OBJECTIVE - Verbatim output of all the material below is required.

DATA PROVIDED -
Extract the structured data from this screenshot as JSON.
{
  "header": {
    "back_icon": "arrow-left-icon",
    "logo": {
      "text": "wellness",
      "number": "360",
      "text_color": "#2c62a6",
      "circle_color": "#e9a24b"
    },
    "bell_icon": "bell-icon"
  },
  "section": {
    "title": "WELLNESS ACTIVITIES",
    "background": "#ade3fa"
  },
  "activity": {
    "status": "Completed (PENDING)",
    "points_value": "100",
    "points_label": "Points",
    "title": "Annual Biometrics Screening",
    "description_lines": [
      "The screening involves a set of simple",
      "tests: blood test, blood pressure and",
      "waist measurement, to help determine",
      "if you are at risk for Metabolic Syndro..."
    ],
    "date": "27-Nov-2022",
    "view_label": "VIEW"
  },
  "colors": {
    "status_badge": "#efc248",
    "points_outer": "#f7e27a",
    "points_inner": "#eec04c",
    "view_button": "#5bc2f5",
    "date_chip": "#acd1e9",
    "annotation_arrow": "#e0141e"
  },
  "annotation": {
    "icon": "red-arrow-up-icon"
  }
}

SOLUTION TO THIS EXERCISE -
Extract the structured data from this screenshot as JSON.
{
  "header": {
    "back_icon": "arrow-left-icon",
    "logo": {
      "text": "wellness",
      "number": "360",
      "text_color": "#2c62a6",
      "circle_color": "#e9a24b"
    },
    "bell_icon": "bell-icon"
  },
  "section": {
    "title": "WELLNESS ACTIVITIES",
    "background": "#ade3fa"
  },
  "activity": {
    "status": "Completed (PENDING)",
    "points_value": "100",
    "points_label": "Points",
    "title": "Annual Biometrics Screening",
    "description_lines": [
      "The screening involves a set of simple",
      "tests: blood test, blood pressure and",
      "waist measurement, to help determine",
      "if you are at risk for Metabolic Syndro..."
    ],
    "date": "27-Nov-2022",
    "view_label": "VIEW"
  },
  "colors": {
    "status_badge": "#efc248",
    "points_outer": "#f7e27a",
    "points_inner": "#eec04c",
    "view_button": "#5bc2f5",
    "date_chip": "#acd1e9",
    "annotation_arrow": "#e0141e"
  },
  "annotation": {
    "icon": "red-arrow-up-icon"
  }
}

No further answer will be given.